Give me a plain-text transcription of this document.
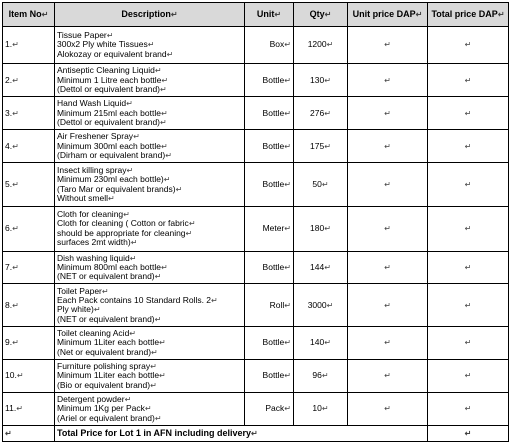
Item No↵	Description↵	Unit↵	Qty↵	Unit price DAP↵	Total price DAP↵
1.↵	Tissue Paper↵
300x2 Ply white Tissues↵
Alokozay or equivalent brand↵	Box↵	1200↵	↵	↵
2.↵	Antiseptic Cleaning Liquid↵
Minimum 1 Litre each bottle↵
(Dettol or equivalent brand)↵	Bottle↵	130↵	↵	↵
3.↵	Hand Wash Liquid↵
Minimum 215ml each bottle↵
(Dettol or equivalent brand)↵	Bottle↵	276↵	↵	↵
4.↵	Air Freshener Spray↵
Minimum 300ml each bottle↵
(Dirham or equivalent brand)↵	Bottle↵	175↵	↵	↵
5.↵	Insect killing spray↵
Minimum 230ml each bottle)↵
(Taro Mar or equivalent brands)↵
Without smell↵	Bottle↵	50↵	↵	↵
6.↵	Cloth for cleaning↵
Cloth for cleaning ( Cotton or fabric↵
should be appropriate for cleaning↵
surfaces 2mt width)↵	Meter↵	180↵	↵	↵
7.↵	Dish washing liquid↵
Minimum 800ml each bottle↵
(NET or equivalent brand)↵	Bottle↵	144↵	↵	↵
8.↵	Toilet Paper↵
Each Pack contains 10 Standard Rolls. 2↵
Ply white)↵
(NET or equivalent brand)↵	Roll↵	3000↵	↵	↵
9.↵	Toilet cleaning Acid↵
Minimum 1Liter each bottle↵
(Net or equivalent brand)↵	Bottle↵	140↵	↵	↵
10.↵	Furniture polishing spray↵
Minimum 1Liter each bottle↵
(Bio or equivalent brand)↵	Bottle↵	96↵	↵	↵
11.↵	Detergent powder↵
Minimum 1Kg per Pack↵
(Ariel or equivalent brand)↵	Pack↵	10↵	↵	↵
↵	Total Price for Lot 1 in AFN including delivery↵				↵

> _Short exercise_
Copy every line of the listing that includes the string "Minimum".

> _Task response_
Minimum 1 Litre each bottle↵
Minimum 215ml each bottle↵
Minimum 300ml each bottle↵
Minimum 230ml each bottle)↵
Minimum 800ml each bottle↵
Minimum 1Liter each bottle↵
Minimum 1Liter each bottle↵
Minimum 1Kg per Pack↵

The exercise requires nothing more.